▶ **Rows**
* * * * * * *

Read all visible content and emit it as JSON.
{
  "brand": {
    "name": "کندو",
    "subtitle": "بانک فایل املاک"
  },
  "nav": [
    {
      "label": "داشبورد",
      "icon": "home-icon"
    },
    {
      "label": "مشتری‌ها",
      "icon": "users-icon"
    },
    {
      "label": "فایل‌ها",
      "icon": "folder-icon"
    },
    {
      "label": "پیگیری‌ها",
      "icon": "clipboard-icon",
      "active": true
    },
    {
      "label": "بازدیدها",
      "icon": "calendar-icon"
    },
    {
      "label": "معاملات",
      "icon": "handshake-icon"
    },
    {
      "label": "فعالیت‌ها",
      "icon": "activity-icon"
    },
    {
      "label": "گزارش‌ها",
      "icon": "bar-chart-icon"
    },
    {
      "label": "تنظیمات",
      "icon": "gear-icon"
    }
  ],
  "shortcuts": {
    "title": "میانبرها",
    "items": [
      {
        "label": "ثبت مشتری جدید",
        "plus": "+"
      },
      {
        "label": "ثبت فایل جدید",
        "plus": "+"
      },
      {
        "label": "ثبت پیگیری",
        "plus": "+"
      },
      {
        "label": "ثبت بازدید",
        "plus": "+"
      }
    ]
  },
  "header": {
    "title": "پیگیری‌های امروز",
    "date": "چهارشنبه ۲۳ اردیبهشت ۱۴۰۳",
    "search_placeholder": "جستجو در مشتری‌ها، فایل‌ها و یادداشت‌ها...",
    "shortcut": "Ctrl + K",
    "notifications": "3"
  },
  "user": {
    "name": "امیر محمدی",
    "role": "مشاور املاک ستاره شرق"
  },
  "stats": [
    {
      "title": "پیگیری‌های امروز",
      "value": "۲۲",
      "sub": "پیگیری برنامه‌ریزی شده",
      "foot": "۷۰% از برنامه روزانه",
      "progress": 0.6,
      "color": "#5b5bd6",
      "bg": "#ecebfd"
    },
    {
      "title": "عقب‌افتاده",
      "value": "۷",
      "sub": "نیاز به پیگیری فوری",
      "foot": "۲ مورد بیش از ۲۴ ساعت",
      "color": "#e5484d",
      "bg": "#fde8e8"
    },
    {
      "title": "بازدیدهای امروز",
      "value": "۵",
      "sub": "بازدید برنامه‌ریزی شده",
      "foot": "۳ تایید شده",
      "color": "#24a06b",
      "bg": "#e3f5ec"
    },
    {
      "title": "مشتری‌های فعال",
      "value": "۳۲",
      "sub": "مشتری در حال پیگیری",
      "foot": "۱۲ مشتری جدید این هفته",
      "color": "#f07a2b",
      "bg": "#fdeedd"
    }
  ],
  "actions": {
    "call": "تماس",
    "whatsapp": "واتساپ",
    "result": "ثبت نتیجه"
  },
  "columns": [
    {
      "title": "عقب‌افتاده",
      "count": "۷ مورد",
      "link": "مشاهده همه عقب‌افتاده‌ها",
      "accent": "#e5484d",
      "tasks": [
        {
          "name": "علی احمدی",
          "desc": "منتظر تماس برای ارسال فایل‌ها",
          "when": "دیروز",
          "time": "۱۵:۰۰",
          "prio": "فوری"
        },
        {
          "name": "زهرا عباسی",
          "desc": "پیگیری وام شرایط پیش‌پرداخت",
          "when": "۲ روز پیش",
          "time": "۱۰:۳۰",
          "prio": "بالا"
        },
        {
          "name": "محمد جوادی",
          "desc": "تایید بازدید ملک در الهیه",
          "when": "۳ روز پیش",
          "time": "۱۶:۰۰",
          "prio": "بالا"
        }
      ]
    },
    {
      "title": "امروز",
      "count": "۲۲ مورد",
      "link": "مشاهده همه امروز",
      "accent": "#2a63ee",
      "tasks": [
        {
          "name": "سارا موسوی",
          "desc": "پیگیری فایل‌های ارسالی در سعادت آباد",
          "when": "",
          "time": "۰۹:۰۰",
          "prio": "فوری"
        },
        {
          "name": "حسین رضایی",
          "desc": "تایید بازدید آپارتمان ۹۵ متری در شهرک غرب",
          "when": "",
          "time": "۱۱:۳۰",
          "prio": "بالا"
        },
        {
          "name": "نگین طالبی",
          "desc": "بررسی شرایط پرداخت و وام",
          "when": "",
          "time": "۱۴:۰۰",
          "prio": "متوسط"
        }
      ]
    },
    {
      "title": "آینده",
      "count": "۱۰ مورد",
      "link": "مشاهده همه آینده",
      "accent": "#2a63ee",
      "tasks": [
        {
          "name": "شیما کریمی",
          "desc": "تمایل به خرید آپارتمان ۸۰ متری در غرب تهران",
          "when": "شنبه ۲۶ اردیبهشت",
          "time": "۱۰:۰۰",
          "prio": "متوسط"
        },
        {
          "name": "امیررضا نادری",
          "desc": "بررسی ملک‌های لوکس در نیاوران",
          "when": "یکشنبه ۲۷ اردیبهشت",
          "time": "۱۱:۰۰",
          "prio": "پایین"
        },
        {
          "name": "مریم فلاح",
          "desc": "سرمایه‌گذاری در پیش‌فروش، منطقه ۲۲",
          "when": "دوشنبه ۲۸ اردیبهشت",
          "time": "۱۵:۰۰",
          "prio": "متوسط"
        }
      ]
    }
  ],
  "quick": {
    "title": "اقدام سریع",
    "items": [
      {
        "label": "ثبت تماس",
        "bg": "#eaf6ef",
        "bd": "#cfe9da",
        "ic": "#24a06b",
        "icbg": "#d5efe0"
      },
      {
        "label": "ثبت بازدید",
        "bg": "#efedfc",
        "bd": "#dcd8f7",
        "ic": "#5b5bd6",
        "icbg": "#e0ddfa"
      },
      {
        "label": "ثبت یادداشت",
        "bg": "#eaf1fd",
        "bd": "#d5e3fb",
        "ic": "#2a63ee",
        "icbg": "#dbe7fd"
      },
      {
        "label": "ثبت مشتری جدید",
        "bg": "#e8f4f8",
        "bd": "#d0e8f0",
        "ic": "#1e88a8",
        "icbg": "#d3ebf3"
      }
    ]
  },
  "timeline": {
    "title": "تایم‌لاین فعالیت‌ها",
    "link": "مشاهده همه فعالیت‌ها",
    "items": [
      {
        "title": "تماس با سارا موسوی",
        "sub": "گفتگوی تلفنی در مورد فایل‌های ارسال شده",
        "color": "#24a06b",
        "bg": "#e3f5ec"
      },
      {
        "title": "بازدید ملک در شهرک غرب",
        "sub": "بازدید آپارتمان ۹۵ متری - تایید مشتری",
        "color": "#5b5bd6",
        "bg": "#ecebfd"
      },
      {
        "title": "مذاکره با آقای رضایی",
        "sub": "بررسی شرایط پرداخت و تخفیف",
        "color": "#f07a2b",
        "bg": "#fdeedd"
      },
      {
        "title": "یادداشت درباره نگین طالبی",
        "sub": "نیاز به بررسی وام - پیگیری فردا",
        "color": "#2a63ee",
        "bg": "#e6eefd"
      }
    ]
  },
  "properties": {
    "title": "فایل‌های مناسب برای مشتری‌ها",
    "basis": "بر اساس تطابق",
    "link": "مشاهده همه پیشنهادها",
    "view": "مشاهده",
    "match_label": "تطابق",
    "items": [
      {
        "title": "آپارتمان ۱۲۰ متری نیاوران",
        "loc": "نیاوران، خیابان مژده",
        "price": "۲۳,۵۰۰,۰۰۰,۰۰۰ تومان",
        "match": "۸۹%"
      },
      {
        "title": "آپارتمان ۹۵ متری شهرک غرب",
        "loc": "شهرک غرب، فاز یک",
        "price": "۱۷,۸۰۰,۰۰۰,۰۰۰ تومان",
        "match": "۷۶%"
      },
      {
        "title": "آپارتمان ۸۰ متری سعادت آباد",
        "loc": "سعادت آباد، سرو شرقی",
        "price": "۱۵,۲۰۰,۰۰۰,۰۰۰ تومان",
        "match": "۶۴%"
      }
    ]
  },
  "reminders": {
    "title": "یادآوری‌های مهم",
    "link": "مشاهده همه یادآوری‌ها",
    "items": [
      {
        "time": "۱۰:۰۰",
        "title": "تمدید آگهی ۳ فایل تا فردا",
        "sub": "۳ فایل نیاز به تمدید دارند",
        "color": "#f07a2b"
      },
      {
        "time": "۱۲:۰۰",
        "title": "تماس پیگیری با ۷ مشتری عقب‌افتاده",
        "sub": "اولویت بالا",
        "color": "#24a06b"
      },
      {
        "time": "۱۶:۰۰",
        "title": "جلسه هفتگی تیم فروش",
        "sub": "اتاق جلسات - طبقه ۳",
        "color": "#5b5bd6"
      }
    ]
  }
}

* * * * * * *

Using the records above, gather all lines where the string "یادآوری" is present.

    "title": "یادآوری‌های مهم",
    "link": "مشاهده همه یادآوری‌ها",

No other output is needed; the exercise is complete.